:: Data extract
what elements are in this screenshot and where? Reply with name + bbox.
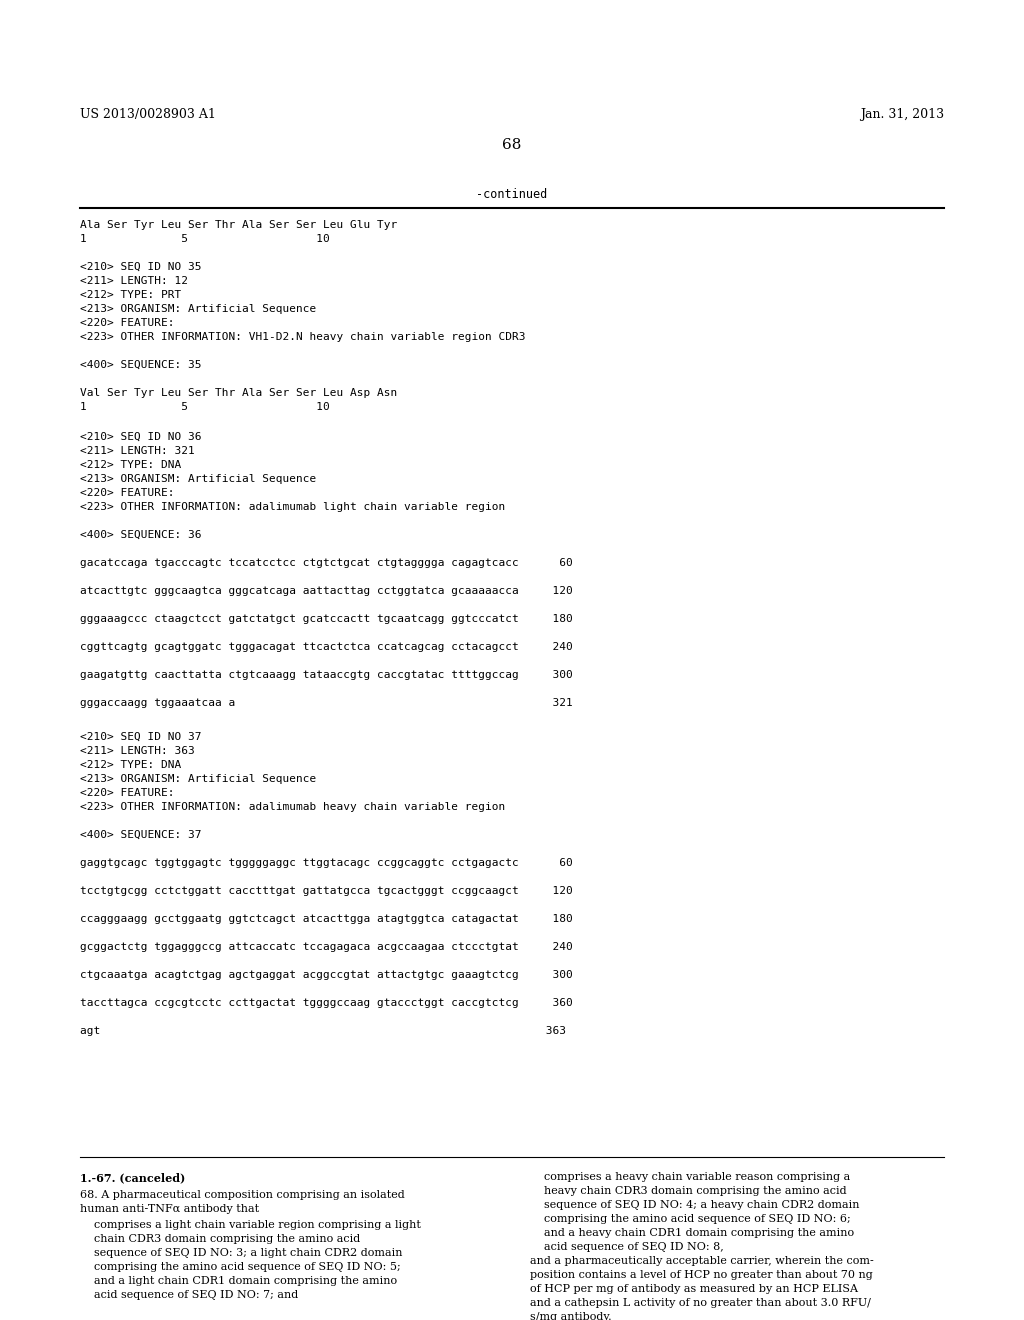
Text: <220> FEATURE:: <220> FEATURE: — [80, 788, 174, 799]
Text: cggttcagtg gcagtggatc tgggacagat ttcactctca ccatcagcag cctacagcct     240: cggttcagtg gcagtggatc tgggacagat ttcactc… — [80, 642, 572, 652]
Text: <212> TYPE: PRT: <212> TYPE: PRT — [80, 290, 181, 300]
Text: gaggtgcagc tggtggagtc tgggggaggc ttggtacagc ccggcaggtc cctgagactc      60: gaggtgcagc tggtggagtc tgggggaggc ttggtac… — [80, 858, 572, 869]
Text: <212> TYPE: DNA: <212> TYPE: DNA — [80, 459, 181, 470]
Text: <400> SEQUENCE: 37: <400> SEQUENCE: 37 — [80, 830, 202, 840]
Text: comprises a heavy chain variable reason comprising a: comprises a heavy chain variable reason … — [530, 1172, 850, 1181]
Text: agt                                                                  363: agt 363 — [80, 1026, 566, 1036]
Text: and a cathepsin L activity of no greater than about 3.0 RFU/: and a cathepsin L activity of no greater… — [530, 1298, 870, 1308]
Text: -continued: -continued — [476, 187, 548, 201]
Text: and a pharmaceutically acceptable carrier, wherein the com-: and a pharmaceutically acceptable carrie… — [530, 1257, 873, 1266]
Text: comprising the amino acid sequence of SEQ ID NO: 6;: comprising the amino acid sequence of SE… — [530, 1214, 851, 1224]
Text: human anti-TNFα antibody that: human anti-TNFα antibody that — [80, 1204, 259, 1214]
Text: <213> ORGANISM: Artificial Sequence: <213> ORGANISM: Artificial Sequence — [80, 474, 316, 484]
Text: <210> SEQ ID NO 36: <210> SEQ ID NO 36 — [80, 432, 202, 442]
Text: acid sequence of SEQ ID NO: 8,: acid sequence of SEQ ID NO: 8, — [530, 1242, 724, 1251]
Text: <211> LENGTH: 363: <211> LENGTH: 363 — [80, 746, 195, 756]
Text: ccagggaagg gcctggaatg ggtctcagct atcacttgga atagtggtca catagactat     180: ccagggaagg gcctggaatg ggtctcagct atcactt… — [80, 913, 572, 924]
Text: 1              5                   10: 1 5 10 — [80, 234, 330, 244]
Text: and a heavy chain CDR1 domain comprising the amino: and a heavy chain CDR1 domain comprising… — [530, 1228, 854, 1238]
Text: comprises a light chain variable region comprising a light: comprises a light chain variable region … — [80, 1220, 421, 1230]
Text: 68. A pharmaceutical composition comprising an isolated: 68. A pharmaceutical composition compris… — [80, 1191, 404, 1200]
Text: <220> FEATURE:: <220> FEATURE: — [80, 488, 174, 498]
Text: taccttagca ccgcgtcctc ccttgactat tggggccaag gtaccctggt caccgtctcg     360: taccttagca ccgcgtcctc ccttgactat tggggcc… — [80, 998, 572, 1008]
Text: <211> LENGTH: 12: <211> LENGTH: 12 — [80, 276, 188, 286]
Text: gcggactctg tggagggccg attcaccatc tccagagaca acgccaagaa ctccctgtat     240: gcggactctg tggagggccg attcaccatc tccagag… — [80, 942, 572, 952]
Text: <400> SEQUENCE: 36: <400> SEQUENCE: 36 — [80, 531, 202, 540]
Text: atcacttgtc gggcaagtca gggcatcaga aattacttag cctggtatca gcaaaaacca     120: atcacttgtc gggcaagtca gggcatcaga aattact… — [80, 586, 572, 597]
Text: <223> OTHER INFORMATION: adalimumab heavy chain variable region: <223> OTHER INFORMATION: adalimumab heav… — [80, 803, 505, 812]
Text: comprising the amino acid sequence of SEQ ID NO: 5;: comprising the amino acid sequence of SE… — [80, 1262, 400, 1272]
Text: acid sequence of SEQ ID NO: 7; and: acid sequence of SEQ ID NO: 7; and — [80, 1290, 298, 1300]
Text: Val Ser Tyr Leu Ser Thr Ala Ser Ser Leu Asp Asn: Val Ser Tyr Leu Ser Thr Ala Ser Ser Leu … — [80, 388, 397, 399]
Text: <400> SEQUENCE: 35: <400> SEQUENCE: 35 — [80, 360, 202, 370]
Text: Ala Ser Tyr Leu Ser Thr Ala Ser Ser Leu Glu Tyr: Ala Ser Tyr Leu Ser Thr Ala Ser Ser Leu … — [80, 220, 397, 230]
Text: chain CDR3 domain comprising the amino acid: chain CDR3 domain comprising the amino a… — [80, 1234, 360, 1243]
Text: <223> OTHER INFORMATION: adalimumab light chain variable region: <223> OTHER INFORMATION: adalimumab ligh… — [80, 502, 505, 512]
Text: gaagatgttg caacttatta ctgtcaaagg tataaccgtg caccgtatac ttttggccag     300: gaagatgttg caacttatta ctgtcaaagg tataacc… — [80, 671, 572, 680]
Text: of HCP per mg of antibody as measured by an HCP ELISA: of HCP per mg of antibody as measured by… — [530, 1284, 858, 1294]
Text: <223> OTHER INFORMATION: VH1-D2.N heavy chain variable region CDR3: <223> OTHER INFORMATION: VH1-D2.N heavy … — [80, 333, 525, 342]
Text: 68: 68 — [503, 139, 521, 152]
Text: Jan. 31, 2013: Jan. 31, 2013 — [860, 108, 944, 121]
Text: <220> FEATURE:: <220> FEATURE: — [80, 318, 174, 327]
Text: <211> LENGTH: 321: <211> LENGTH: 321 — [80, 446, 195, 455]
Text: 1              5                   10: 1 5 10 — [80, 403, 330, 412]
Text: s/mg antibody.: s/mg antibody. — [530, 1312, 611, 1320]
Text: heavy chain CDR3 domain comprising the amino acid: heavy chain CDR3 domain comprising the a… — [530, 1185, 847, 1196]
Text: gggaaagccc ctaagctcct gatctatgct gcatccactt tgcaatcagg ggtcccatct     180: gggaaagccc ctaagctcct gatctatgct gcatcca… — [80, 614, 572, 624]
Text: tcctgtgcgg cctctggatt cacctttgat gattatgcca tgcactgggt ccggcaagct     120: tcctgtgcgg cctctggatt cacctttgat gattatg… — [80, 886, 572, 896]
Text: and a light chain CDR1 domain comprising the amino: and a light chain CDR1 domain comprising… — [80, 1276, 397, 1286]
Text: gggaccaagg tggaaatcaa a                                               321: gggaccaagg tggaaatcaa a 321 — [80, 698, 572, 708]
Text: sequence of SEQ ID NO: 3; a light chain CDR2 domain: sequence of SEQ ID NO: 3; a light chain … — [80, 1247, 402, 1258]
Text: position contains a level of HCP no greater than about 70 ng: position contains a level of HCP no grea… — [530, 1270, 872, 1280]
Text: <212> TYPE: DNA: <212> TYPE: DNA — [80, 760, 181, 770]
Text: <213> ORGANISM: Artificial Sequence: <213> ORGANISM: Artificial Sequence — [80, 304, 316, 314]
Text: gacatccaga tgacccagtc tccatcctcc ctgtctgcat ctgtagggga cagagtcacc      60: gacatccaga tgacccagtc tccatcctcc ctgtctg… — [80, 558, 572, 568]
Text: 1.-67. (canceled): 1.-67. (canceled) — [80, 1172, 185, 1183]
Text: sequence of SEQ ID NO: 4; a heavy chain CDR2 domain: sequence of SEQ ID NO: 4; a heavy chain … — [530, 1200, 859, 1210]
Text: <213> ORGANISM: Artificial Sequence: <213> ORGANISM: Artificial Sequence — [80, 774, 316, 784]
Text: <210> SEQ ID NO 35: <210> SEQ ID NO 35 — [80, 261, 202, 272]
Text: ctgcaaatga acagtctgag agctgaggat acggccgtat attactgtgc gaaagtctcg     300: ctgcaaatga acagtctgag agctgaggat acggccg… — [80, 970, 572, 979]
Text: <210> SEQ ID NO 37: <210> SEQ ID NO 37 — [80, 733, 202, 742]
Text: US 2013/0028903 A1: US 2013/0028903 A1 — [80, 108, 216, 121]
::::
:: Data extract
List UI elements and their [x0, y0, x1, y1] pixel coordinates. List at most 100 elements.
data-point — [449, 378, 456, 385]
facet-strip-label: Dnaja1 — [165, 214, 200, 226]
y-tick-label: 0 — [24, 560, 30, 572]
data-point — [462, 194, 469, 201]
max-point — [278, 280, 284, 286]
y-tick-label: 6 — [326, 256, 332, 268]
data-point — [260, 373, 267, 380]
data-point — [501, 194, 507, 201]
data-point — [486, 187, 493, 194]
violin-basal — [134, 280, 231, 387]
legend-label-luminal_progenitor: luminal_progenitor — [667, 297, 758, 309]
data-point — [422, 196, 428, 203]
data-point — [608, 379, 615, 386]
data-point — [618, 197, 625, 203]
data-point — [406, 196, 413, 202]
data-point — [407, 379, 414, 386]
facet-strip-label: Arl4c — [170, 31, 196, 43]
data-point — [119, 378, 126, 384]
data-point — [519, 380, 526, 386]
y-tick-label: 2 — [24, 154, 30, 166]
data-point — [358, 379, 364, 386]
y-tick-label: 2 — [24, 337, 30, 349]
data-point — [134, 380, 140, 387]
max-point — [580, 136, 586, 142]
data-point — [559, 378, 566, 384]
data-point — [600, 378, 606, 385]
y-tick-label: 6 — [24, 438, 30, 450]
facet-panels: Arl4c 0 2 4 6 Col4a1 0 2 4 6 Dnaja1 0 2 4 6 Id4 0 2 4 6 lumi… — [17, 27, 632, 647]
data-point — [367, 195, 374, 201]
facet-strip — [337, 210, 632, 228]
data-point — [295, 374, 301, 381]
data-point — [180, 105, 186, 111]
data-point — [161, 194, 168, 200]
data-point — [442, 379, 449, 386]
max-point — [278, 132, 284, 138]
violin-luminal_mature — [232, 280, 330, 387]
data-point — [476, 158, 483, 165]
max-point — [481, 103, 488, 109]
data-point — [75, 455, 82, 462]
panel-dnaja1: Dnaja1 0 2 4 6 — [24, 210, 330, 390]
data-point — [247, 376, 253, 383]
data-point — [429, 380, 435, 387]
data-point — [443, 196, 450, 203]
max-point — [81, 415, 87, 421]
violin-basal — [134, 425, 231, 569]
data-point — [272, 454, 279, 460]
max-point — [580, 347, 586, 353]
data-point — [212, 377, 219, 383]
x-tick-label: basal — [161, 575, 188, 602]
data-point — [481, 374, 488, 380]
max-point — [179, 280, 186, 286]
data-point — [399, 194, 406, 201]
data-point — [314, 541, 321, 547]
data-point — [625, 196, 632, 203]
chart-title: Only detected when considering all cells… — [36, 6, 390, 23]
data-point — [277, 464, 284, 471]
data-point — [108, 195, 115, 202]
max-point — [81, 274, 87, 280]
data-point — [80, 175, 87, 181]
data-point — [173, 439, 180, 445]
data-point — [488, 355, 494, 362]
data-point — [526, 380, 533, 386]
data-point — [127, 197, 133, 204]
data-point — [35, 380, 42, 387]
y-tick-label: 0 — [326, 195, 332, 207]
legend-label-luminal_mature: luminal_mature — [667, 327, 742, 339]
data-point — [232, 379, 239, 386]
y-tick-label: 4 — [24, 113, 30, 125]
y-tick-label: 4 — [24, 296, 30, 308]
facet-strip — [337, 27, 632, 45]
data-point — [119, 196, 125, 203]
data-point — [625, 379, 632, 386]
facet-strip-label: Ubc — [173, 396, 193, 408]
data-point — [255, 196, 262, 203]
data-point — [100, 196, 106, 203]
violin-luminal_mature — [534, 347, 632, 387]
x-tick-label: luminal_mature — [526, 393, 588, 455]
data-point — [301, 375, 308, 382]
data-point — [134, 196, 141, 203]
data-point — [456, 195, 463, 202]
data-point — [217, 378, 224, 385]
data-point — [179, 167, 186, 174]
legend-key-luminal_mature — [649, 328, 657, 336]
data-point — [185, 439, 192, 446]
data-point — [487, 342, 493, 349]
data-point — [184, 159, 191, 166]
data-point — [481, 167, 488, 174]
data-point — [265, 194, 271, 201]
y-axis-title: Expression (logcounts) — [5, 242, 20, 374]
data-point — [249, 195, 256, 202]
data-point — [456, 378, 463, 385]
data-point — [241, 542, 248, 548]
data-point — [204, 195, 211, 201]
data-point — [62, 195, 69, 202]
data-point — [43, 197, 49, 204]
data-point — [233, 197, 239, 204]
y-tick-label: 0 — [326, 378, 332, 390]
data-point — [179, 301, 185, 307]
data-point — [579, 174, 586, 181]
::::
Requirement => Scan the records above for the word "region". Show each line in which it appears.

Response =>
Text: comprises a light chain variable region comprising a light: comprises a light chain variable region … — [80, 1220, 421, 1230]
Text: <223> OTHER INFORMATION: adalimumab heavy chain variable region: <223> OTHER INFORMATION: adalimumab heav… — [80, 803, 505, 812]
Text: <223> OTHER INFORMATION: adalimumab light chain variable region: <223> OTHER INFORMATION: adalimumab ligh… — [80, 502, 505, 512]
Text: <223> OTHER INFORMATION: VH1-D2.N heavy chain variable region CDR3: <223> OTHER INFORMATION: VH1-D2.N heavy … — [80, 333, 525, 342]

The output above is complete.